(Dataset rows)
____
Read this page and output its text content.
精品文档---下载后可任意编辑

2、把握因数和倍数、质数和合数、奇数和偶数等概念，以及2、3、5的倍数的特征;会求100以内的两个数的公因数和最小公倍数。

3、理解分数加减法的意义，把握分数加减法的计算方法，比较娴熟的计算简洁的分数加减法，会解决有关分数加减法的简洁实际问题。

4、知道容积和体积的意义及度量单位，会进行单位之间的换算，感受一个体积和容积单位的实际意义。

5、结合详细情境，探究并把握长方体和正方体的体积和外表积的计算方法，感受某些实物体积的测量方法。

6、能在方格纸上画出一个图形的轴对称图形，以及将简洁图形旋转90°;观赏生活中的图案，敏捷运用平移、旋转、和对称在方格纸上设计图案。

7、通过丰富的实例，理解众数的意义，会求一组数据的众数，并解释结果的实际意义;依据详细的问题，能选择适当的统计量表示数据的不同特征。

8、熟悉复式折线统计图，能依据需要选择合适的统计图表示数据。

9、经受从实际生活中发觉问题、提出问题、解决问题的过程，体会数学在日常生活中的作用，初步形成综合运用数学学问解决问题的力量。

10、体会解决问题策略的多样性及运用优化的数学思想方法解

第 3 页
____
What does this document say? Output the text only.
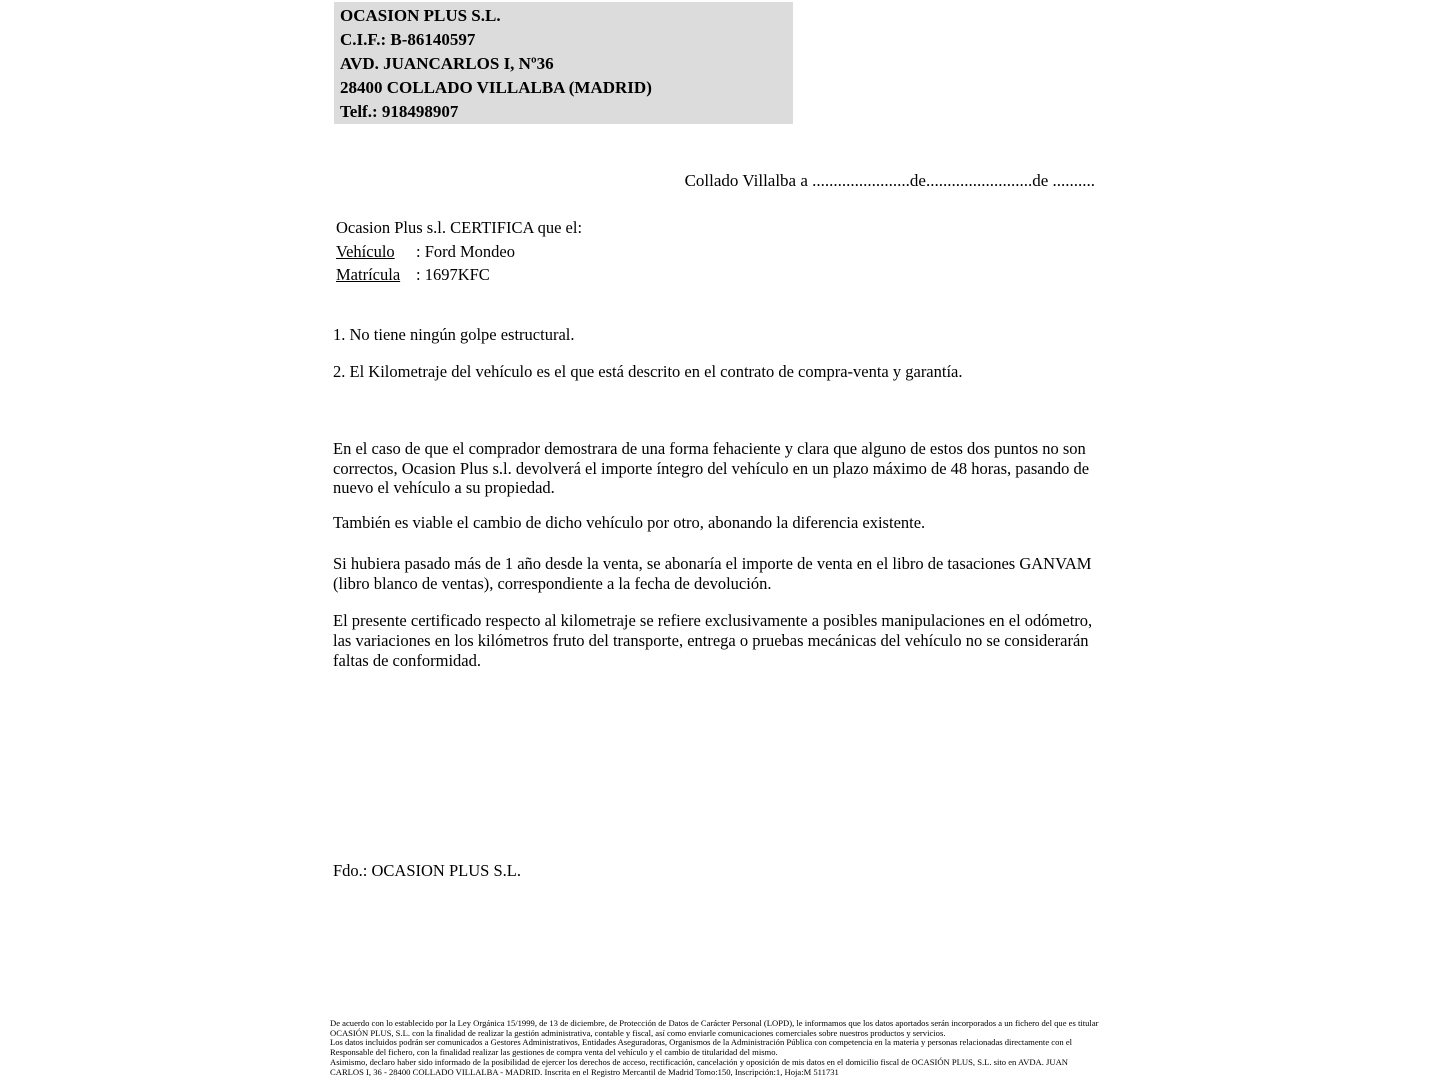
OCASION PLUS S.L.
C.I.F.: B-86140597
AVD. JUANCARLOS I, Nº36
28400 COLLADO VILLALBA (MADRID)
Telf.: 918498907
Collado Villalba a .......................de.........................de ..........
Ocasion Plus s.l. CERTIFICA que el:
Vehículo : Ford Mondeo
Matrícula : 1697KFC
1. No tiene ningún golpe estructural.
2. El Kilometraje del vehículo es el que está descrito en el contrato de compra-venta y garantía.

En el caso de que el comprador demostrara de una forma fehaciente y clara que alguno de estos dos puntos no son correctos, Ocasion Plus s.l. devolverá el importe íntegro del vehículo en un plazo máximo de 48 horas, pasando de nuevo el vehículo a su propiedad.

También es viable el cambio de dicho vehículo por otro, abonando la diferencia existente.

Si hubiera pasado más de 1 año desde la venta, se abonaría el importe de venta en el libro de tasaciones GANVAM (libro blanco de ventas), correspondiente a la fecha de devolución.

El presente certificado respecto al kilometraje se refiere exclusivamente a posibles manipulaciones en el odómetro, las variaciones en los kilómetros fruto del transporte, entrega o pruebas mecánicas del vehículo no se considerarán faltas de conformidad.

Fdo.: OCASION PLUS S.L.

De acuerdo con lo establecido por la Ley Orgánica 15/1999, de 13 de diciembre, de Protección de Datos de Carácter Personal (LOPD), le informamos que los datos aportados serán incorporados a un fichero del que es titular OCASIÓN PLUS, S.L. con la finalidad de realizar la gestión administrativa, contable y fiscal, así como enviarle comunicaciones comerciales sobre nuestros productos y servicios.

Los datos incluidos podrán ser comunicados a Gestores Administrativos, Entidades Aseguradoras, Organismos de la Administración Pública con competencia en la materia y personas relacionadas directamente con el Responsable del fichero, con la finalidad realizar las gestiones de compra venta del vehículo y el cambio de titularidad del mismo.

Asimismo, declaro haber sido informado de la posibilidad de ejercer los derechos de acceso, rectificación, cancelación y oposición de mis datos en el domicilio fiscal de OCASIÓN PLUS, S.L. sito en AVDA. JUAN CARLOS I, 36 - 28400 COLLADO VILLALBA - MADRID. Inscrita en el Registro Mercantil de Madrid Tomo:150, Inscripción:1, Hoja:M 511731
____
What this task involves: Look through the lines above and collect those with the word "importe".

Result of the exercise:
En el caso de que el comprador demostrara de una forma fehaciente y clara que alguno de estos dos puntos no son correctos, Ocasion Plus s.l. devolverá el importe íntegro del vehículo en un plazo máximo de 48 horas, pasando de nuevo el vehículo a su propiedad.
Si hubiera pasado más de 1 año desde la venta, se abonaría el importe de venta en el libro de tasaciones GANVAM (libro blanco de ventas), correspondiente a la fecha de devolución.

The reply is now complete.